DIRECTIONS FOR THIS TASK: Wherever the word "only" appears in a line, copy that line.

A run of records:
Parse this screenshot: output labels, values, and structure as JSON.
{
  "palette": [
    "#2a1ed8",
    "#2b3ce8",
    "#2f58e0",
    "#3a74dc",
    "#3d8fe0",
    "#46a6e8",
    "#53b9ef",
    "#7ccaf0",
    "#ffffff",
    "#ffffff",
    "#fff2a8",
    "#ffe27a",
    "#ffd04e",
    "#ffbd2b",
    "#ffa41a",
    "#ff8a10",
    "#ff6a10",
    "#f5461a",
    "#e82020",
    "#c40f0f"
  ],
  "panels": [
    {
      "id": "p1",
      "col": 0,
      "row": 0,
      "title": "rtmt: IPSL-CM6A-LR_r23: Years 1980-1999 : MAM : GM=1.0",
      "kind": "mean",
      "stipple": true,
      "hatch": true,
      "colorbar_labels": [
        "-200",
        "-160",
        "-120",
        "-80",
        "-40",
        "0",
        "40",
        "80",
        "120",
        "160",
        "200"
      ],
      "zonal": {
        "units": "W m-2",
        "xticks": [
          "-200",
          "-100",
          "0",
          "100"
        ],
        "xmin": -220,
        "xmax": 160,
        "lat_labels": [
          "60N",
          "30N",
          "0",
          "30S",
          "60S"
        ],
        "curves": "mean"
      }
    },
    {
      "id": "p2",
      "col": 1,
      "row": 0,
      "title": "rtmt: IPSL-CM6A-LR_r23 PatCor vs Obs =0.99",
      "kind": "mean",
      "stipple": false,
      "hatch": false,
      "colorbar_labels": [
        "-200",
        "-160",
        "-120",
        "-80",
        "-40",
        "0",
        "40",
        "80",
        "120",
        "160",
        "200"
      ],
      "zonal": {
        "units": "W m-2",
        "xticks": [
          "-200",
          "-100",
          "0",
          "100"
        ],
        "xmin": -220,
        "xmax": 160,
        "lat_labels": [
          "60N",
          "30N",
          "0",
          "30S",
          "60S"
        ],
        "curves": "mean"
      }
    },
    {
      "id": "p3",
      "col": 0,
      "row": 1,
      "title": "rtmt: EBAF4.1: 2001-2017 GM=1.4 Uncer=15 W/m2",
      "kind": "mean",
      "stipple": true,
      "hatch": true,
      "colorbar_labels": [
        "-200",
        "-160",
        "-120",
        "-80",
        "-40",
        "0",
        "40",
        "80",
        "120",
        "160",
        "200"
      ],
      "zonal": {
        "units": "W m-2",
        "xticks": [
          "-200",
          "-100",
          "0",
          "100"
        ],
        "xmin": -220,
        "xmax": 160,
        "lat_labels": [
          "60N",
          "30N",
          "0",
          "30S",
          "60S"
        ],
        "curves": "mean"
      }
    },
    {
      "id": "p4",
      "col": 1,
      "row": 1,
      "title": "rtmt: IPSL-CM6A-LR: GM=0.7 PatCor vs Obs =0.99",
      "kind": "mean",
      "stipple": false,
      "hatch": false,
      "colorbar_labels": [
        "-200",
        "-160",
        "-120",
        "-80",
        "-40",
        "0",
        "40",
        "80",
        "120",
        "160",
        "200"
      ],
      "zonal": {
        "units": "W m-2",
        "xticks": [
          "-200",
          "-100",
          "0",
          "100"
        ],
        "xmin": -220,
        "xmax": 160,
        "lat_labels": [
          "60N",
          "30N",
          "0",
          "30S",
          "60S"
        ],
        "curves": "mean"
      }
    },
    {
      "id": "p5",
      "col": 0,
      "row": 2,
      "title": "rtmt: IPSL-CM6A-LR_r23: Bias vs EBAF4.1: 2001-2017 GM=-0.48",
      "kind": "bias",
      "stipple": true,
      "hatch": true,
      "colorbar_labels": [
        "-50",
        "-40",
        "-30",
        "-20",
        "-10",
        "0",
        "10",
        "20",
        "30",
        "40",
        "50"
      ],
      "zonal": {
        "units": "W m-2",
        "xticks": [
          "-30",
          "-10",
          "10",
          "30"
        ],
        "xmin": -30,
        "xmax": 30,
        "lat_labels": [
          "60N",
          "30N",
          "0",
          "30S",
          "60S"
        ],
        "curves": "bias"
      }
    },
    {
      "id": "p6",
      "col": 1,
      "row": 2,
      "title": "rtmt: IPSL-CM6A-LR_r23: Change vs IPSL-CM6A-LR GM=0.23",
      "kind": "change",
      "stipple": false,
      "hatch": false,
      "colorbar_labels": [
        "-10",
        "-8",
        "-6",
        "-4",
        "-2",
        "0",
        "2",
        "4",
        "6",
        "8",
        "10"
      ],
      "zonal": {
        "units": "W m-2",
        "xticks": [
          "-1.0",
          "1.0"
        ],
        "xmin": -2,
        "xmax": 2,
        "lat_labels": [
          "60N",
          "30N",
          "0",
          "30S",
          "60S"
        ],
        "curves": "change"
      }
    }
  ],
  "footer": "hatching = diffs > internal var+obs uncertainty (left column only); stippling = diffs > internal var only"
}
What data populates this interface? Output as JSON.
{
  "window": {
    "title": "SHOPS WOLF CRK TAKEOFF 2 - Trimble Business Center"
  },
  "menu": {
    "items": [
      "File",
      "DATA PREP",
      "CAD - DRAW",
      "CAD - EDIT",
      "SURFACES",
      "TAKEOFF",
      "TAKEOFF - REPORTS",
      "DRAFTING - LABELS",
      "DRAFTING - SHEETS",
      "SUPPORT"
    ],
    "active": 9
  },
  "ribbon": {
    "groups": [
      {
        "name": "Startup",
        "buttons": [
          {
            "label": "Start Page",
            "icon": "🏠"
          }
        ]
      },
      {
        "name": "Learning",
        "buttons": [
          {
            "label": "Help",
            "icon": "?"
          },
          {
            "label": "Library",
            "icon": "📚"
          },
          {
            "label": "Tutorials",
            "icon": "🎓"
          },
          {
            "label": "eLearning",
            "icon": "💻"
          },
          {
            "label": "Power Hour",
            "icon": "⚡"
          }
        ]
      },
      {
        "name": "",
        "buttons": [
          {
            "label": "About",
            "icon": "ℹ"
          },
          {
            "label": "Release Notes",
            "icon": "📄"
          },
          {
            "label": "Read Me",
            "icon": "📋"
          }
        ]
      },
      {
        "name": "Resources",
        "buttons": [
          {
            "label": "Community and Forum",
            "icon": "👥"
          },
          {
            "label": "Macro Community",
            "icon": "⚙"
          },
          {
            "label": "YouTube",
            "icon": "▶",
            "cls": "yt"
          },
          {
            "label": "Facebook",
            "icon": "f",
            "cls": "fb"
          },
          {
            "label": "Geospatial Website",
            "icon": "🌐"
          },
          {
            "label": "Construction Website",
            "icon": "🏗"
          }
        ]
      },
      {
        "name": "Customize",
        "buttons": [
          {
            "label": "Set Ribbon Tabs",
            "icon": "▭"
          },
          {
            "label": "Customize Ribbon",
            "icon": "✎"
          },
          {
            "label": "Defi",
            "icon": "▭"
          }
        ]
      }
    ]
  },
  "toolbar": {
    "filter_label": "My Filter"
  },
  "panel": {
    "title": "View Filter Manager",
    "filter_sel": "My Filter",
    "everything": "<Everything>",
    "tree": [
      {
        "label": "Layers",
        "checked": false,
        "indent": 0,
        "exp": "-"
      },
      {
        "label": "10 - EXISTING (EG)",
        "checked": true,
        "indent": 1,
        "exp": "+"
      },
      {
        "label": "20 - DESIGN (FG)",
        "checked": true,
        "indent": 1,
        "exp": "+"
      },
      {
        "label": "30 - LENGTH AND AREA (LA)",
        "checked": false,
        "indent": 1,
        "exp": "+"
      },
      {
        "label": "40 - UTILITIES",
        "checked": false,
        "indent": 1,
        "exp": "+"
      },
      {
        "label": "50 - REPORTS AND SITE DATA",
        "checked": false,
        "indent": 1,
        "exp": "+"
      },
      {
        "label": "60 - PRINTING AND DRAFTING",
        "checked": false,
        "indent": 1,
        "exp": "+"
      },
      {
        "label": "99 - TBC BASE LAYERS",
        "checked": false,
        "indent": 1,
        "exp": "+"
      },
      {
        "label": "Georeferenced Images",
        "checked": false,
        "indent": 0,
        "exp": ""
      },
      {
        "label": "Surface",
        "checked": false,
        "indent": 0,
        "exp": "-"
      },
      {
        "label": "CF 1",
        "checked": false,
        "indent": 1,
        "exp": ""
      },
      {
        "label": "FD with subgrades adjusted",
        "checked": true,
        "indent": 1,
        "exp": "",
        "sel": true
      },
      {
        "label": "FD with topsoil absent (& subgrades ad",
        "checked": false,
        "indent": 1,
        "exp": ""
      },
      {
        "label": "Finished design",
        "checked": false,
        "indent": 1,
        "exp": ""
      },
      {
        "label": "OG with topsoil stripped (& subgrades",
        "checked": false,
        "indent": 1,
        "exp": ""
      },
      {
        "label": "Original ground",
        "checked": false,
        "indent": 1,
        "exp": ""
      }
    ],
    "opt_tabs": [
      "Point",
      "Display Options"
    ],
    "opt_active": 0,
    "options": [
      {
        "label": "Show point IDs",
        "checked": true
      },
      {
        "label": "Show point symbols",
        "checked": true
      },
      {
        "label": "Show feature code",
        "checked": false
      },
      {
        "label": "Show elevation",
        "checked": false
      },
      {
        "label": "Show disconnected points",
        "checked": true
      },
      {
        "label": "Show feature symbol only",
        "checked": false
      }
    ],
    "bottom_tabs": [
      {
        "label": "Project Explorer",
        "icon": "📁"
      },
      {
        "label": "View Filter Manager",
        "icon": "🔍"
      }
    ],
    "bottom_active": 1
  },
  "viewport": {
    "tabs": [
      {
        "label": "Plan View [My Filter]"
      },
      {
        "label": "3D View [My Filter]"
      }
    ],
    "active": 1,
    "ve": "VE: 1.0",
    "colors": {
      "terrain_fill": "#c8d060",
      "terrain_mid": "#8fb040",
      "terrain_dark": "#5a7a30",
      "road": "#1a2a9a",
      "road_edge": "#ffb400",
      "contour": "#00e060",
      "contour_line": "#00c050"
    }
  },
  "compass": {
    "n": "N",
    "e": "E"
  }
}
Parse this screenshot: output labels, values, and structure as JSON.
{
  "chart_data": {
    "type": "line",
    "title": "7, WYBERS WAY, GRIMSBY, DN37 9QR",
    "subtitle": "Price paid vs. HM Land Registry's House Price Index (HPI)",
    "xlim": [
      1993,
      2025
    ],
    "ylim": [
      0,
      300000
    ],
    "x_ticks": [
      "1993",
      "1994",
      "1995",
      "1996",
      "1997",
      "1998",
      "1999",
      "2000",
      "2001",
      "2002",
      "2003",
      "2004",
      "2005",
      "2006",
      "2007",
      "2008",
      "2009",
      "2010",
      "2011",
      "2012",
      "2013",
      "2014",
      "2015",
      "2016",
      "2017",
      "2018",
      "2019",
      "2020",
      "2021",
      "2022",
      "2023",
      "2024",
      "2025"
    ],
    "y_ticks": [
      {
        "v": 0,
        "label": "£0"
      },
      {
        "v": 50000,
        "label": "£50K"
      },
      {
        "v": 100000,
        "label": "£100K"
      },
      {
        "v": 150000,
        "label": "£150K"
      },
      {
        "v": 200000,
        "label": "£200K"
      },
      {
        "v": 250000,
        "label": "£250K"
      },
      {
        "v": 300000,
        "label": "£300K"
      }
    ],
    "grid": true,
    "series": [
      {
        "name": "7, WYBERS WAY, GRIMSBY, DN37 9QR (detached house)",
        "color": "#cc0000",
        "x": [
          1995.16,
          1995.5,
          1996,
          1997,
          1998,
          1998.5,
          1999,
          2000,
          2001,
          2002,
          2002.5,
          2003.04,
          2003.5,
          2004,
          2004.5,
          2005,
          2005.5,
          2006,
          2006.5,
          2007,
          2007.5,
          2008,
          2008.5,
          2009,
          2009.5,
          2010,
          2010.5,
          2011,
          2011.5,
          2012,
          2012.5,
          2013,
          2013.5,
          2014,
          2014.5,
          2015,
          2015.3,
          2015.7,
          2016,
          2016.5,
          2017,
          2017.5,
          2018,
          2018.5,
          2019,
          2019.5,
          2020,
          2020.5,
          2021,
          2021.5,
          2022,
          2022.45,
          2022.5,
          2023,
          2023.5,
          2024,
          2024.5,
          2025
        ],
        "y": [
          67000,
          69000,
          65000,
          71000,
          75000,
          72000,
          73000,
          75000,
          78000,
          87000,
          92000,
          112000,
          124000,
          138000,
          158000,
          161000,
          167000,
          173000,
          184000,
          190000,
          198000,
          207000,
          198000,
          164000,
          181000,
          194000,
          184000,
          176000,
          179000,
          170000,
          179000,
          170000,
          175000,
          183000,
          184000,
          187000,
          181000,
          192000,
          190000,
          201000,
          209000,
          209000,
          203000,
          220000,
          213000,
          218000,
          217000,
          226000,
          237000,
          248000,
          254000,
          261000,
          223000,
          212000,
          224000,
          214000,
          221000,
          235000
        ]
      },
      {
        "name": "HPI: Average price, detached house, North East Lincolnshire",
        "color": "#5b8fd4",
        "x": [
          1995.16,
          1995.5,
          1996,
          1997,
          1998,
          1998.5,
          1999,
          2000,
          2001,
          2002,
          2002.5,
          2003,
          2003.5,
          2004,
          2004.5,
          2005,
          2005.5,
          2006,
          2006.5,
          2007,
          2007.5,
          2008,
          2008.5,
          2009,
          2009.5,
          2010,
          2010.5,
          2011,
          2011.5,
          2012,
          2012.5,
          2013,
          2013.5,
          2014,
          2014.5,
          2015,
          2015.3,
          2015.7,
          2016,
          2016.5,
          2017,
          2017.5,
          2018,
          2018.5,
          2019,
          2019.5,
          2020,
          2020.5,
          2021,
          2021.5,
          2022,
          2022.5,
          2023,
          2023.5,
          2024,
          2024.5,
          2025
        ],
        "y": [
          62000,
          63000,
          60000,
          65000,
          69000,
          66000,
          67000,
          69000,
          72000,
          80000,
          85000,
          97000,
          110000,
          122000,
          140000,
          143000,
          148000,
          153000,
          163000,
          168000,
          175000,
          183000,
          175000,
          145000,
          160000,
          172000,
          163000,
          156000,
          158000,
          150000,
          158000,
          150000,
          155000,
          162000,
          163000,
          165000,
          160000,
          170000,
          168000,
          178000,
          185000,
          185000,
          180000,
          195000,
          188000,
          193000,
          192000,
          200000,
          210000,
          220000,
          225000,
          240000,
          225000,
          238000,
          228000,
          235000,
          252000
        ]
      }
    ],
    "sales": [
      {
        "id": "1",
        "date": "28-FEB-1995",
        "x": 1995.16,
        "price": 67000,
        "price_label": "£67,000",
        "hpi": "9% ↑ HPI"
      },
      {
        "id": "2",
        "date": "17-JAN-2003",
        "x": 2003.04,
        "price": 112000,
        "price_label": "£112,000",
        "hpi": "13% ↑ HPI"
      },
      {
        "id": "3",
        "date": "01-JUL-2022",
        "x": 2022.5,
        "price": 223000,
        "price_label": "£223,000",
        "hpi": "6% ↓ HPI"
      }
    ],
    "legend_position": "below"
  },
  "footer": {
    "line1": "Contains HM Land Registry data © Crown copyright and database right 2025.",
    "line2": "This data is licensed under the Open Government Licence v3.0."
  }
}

THE ANSWER:
  "footer": "hatching = diffs > internal var+obs uncertainty (left column only); stippling = diffs > internal var only"
        "label": "Show feature symbol only",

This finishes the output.